EXERCISE -> Pull out every line with the word "name".

DATA TO PROCESS ->
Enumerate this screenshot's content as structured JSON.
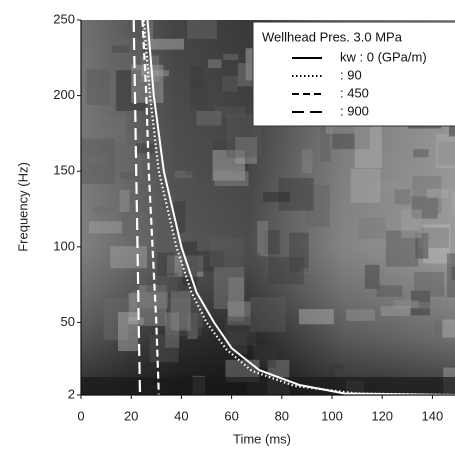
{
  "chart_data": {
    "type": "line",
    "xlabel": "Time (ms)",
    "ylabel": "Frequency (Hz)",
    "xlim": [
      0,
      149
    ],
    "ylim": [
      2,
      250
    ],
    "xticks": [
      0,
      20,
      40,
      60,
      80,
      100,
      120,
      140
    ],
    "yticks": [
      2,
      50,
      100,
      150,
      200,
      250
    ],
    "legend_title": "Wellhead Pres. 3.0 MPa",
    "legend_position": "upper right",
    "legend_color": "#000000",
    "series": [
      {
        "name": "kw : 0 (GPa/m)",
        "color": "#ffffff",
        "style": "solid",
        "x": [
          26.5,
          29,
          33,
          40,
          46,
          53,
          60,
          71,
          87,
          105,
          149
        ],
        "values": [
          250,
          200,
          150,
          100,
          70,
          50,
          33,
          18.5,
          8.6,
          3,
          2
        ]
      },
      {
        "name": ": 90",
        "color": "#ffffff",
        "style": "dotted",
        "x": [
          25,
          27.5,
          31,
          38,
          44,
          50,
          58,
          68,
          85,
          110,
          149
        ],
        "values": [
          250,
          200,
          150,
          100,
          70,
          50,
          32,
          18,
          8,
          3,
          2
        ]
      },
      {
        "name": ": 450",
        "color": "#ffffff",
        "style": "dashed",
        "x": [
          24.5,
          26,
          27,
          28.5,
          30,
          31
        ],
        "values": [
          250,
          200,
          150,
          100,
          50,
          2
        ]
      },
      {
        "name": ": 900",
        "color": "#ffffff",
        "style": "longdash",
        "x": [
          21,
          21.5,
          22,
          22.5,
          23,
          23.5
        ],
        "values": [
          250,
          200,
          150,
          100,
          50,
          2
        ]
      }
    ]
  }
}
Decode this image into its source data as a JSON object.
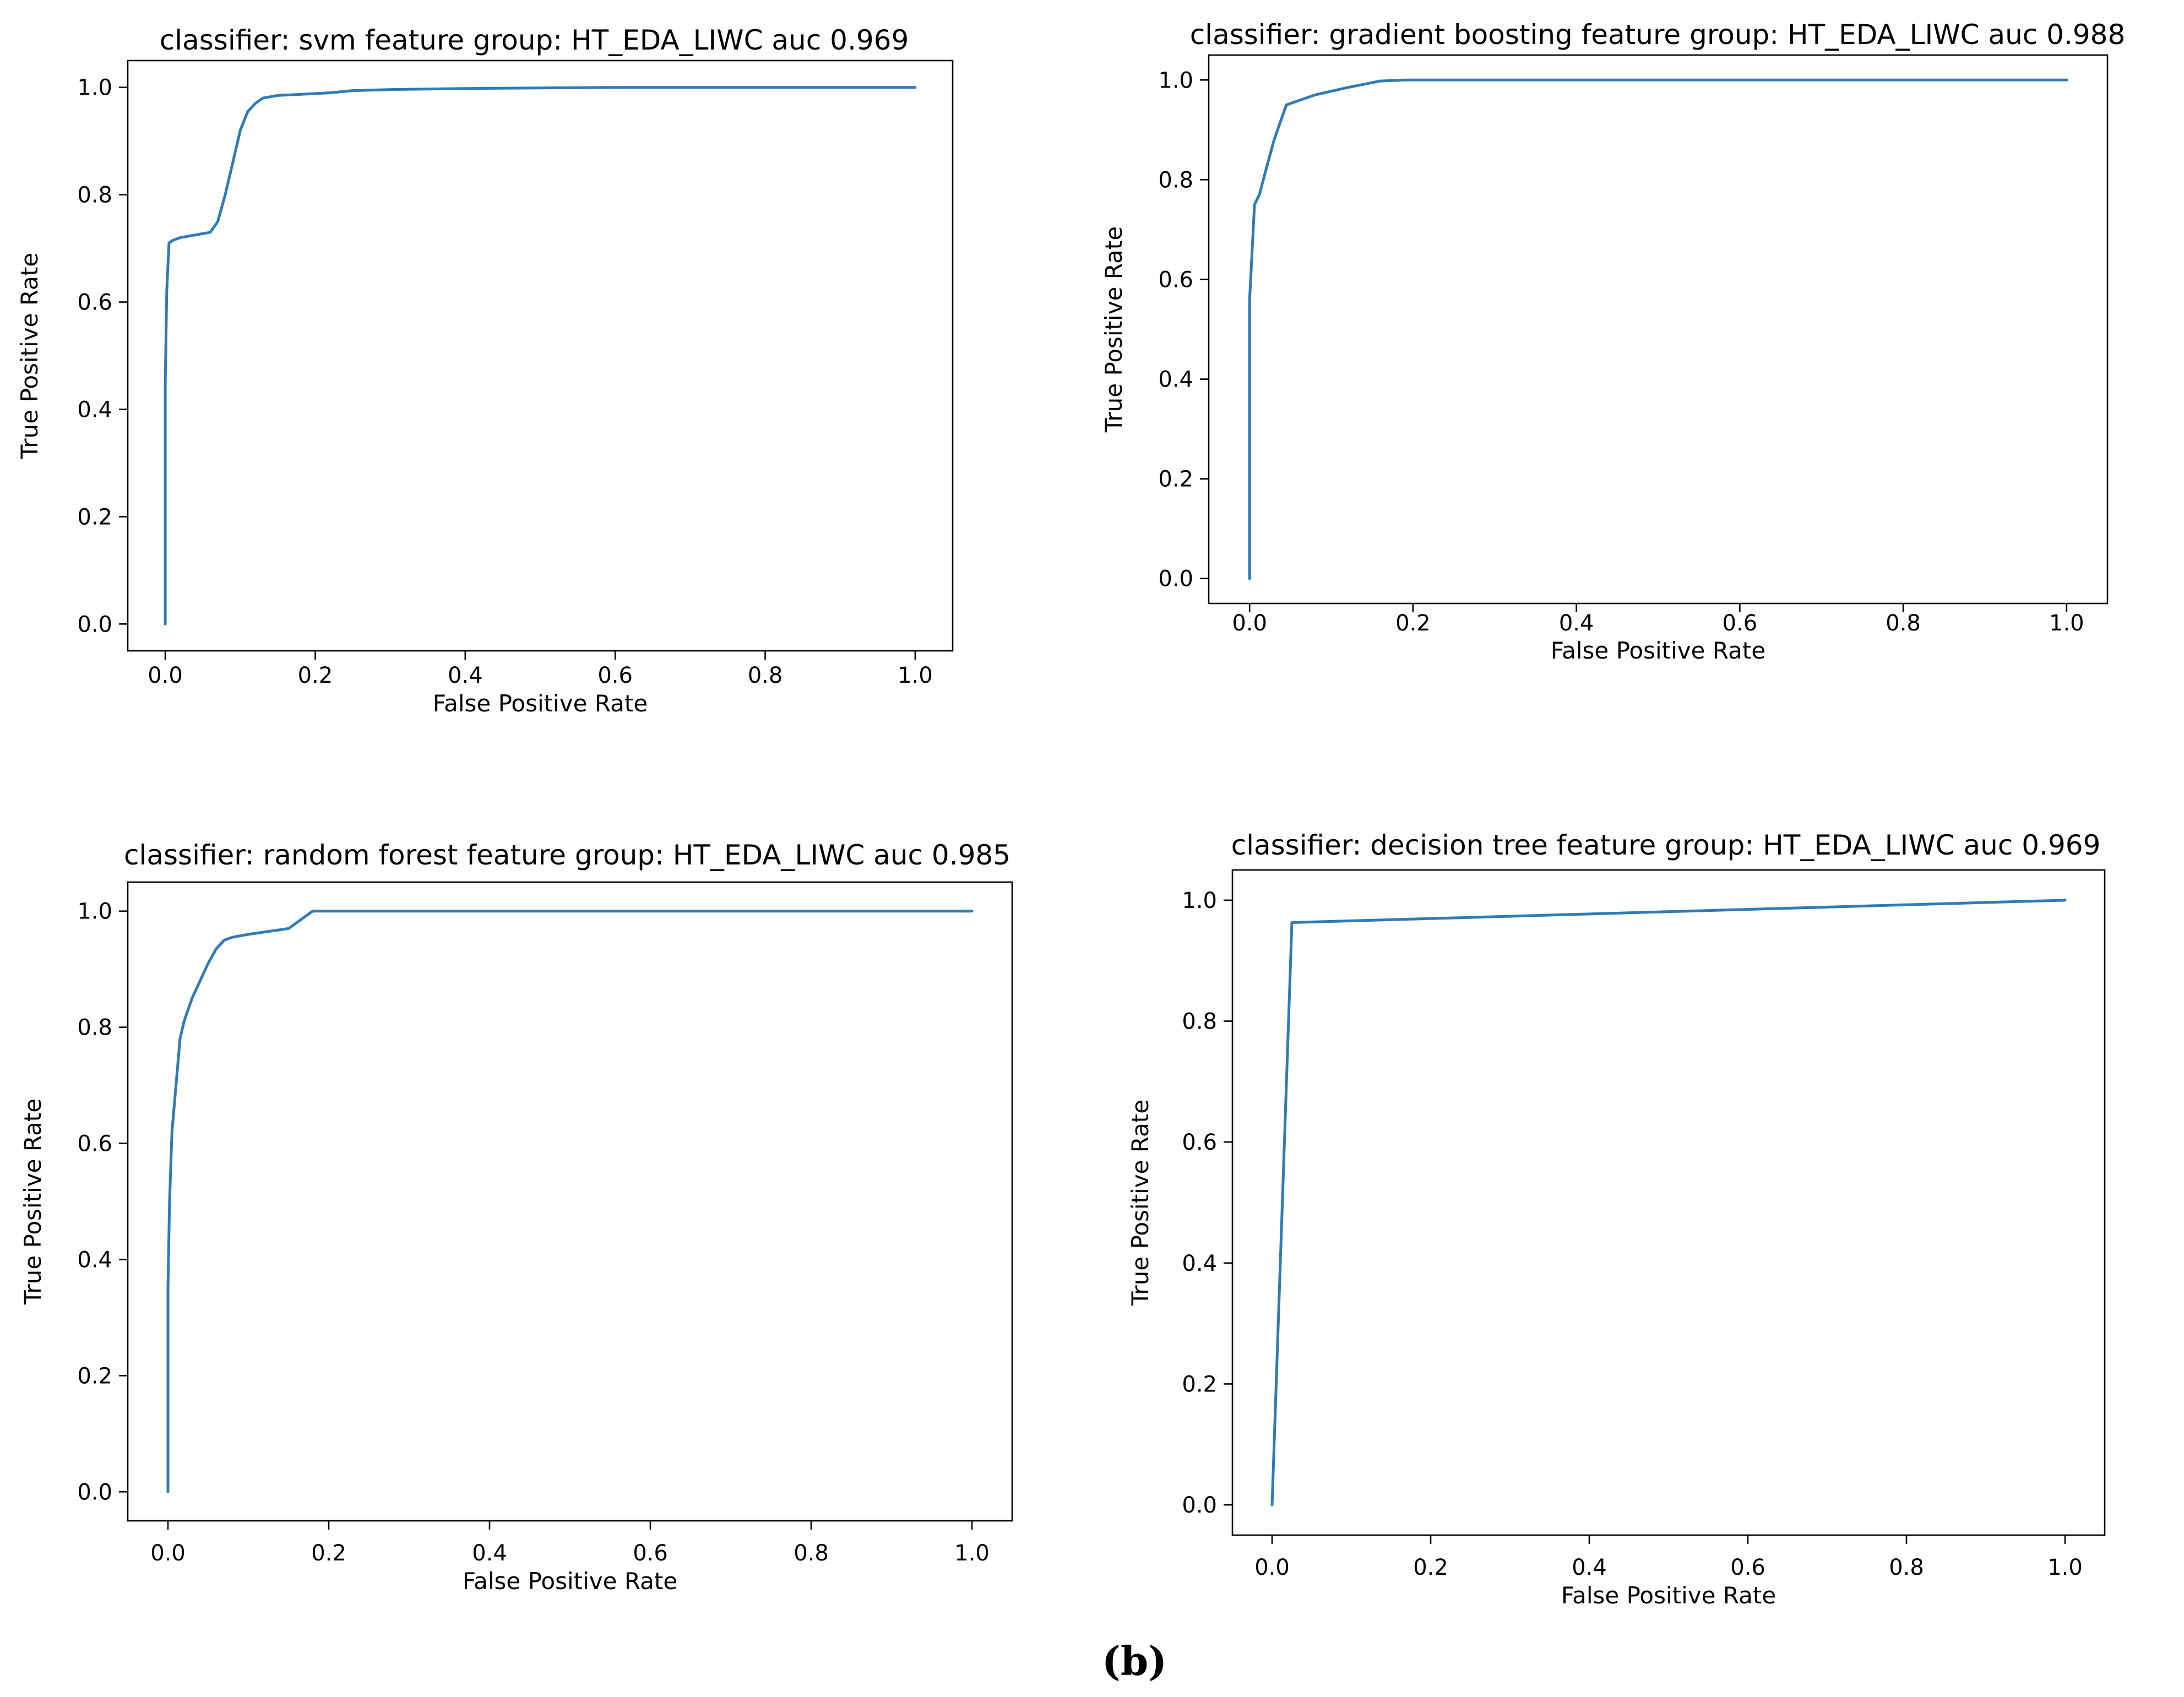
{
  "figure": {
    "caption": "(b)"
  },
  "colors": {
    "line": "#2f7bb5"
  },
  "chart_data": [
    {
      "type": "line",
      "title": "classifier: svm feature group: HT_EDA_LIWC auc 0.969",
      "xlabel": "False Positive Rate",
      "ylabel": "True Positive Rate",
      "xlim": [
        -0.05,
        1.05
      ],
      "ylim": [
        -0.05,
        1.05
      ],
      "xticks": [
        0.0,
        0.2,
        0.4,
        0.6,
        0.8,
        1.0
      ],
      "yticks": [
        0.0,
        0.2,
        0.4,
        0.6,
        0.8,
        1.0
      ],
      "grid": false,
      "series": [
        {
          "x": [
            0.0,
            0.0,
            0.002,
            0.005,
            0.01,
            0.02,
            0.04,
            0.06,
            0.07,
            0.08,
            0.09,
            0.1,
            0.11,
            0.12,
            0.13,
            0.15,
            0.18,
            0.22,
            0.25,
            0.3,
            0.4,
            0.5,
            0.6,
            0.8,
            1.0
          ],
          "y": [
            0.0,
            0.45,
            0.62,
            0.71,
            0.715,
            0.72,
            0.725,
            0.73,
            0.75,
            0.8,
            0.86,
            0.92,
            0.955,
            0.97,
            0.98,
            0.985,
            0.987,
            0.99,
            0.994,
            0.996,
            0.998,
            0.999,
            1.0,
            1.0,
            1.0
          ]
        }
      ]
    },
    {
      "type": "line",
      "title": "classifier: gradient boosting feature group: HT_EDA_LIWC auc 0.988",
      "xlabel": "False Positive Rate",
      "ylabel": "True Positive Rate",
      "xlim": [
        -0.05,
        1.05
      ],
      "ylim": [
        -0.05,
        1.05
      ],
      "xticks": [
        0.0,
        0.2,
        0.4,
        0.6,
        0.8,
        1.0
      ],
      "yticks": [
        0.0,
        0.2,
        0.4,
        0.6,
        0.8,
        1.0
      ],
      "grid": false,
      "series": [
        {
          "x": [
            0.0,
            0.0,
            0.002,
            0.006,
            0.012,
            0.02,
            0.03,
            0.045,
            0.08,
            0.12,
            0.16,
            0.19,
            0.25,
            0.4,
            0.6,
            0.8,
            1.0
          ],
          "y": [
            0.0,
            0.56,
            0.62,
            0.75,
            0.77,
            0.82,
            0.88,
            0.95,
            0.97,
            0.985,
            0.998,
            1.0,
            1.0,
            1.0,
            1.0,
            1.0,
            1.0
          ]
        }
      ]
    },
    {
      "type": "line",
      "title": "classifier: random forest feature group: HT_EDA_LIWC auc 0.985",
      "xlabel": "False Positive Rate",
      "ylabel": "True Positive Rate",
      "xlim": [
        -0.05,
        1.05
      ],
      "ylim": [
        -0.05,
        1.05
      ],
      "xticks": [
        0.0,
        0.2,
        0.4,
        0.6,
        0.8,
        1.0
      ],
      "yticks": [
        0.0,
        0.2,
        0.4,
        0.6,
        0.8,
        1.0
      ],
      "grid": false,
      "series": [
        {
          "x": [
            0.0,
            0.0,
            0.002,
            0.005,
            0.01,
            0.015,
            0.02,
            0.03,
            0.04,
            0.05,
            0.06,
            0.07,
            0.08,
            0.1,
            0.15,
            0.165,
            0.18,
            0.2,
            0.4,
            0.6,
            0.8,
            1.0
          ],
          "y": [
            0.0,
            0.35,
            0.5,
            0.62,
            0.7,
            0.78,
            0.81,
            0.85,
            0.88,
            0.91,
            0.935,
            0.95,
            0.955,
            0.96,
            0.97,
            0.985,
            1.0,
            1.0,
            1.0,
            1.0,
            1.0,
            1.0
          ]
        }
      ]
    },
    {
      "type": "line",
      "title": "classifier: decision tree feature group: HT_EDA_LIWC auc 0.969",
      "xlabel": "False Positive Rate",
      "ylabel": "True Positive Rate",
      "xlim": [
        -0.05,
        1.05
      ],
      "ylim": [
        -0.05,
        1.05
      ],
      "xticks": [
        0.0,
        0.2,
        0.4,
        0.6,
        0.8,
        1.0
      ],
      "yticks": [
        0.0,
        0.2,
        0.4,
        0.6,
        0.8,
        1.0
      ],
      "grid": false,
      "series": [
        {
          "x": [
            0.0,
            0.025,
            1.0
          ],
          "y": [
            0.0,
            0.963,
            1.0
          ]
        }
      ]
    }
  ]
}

* * *

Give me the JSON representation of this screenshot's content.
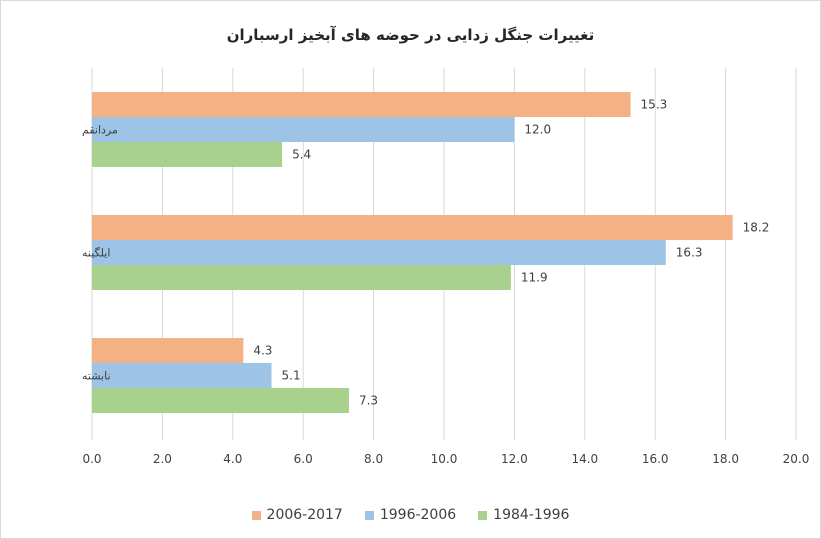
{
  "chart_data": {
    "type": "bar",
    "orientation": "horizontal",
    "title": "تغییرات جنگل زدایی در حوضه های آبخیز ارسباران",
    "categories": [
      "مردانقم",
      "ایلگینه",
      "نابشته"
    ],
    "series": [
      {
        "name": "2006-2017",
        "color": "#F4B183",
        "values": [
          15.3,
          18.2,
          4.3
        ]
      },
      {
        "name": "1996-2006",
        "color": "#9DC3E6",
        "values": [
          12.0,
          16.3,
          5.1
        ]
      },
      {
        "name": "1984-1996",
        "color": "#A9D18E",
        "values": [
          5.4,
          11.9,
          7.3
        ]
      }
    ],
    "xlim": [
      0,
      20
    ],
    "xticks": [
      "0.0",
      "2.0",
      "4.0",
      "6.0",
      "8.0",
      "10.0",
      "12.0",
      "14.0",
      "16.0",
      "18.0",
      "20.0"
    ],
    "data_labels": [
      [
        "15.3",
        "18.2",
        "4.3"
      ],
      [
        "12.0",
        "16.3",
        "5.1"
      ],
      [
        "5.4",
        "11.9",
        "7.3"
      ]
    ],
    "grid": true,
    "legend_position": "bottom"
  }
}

EXERCISE RESPONSE ->
        "name": "kw : 0 (GPa/m)",
        "name": ": 90",
        "name": ": 450",
        "name": ": 900",
        "name": "2006-2017",
        "name": "1996-2006",
        "name": "1984-1996",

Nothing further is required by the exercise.